- [Data provided]:
· · ·

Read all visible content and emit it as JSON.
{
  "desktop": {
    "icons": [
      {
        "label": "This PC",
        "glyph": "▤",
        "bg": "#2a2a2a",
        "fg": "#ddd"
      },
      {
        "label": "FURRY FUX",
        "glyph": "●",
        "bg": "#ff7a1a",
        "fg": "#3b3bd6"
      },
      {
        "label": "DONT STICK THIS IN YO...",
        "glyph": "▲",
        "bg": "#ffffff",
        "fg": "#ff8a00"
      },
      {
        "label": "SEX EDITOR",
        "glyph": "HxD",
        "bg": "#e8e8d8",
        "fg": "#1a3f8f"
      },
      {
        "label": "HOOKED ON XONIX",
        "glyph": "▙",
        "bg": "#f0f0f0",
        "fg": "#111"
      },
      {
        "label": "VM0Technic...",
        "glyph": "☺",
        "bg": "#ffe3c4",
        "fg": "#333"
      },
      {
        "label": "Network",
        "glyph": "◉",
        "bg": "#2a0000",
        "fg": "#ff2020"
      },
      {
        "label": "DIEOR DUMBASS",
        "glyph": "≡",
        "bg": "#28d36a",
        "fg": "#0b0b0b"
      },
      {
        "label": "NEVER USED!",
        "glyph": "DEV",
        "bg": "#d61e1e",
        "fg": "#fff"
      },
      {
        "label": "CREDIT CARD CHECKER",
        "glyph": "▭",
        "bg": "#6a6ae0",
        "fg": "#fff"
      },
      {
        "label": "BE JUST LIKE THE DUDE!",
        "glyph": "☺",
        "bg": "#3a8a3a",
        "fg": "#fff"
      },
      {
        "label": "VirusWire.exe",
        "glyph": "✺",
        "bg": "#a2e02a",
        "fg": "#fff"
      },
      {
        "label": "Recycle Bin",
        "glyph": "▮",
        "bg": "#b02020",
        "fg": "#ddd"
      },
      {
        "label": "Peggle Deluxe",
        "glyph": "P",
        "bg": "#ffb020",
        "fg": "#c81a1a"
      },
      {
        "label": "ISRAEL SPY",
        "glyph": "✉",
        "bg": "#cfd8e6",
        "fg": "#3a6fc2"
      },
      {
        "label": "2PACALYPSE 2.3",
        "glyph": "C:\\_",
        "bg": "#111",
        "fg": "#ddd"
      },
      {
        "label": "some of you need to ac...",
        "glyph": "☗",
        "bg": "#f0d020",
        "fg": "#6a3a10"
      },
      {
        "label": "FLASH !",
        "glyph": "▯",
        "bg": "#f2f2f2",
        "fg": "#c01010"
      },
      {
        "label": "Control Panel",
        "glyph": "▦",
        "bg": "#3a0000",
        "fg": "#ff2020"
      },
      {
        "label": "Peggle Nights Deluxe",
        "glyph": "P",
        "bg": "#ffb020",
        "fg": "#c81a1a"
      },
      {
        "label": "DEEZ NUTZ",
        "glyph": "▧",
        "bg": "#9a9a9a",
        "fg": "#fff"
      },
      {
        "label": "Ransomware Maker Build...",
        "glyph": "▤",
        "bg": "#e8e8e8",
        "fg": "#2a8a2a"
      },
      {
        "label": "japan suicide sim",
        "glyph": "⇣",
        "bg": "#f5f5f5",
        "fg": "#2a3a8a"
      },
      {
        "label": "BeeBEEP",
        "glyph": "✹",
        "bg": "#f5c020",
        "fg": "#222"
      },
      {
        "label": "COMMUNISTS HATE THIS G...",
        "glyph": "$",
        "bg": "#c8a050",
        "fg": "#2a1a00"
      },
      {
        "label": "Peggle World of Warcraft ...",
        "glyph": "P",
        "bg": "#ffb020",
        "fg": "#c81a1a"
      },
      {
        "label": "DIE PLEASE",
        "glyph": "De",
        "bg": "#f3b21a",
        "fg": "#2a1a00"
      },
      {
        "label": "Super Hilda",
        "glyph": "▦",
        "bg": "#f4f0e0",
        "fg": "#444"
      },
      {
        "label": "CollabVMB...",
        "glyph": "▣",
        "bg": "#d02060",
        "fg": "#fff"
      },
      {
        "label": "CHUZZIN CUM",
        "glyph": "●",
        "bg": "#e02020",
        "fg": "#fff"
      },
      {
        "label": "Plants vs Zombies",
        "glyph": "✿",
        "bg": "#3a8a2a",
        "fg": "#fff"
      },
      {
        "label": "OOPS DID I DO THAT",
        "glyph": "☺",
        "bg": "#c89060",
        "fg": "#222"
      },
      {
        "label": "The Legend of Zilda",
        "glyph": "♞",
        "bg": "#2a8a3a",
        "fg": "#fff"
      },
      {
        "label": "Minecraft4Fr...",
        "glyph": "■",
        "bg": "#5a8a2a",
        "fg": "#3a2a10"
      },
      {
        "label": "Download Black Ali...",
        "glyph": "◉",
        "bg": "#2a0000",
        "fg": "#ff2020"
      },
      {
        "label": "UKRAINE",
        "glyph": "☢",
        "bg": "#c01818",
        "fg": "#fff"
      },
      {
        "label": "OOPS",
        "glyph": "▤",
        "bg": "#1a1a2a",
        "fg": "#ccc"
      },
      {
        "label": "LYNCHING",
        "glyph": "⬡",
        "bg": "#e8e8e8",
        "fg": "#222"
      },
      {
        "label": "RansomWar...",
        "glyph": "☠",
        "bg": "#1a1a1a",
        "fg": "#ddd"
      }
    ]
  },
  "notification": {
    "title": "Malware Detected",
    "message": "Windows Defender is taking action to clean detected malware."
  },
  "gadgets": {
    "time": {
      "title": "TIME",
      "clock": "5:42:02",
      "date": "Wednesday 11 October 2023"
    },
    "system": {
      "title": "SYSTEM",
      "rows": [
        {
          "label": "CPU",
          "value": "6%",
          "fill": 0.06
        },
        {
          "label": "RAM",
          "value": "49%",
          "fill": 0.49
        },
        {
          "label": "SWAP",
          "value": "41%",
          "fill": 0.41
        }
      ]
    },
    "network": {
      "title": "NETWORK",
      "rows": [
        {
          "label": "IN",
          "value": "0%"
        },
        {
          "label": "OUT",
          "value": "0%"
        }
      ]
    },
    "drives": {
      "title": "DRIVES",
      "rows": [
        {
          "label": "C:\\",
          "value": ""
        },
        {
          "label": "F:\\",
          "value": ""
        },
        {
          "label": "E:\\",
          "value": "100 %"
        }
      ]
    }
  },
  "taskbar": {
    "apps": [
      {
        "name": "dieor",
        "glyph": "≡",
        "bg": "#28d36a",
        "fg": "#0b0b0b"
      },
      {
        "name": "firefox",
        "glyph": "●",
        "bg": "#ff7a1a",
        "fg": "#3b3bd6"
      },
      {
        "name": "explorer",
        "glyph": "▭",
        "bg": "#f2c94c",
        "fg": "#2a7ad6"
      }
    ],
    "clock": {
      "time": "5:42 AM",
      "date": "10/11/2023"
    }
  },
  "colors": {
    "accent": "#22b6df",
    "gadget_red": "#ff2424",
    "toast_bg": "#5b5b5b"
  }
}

· · ·

The word "date" appears in some lines of the records. Please work out how many and reply with that number only.

2